[Data records]
[Start]

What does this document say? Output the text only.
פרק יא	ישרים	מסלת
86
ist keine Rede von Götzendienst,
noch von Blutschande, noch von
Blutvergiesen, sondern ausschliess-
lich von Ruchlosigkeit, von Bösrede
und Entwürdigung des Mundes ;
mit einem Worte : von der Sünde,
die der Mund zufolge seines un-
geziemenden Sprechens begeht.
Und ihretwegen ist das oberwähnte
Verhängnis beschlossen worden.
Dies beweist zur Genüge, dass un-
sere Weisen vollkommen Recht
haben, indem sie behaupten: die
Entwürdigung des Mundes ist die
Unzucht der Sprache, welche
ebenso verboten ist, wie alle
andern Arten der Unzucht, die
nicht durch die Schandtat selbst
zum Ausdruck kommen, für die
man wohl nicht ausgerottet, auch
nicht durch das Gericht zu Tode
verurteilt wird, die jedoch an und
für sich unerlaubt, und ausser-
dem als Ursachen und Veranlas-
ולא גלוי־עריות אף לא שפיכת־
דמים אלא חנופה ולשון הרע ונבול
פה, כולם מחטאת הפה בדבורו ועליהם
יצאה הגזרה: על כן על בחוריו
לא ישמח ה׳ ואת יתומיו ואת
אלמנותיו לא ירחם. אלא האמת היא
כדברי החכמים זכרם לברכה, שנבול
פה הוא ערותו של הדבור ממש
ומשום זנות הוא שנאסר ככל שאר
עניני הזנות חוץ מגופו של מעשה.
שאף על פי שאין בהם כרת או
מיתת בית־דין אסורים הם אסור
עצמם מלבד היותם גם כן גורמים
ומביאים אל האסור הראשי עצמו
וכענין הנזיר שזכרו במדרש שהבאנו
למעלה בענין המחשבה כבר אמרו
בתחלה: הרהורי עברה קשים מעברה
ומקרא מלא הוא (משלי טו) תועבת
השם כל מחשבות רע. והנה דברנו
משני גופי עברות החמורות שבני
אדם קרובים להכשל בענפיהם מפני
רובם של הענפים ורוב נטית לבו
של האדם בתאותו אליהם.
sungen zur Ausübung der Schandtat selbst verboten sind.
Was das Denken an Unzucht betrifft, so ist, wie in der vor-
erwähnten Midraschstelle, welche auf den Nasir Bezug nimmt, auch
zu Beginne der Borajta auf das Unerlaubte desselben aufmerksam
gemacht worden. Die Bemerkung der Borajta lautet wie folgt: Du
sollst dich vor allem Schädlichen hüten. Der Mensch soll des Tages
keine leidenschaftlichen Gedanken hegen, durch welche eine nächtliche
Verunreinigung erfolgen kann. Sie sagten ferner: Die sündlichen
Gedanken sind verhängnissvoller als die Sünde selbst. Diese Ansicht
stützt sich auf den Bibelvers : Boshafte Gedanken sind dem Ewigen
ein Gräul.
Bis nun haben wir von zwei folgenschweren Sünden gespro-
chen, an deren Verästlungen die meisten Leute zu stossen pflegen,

[End]

* _Goal of the exercise_
Which lines in the data above contain "worden"? Show each one.

* _Output of the task_
Verhängnis beschlossen worden.
gemacht worden. Die Bemerkung der Borajta lautet wie folgt: Du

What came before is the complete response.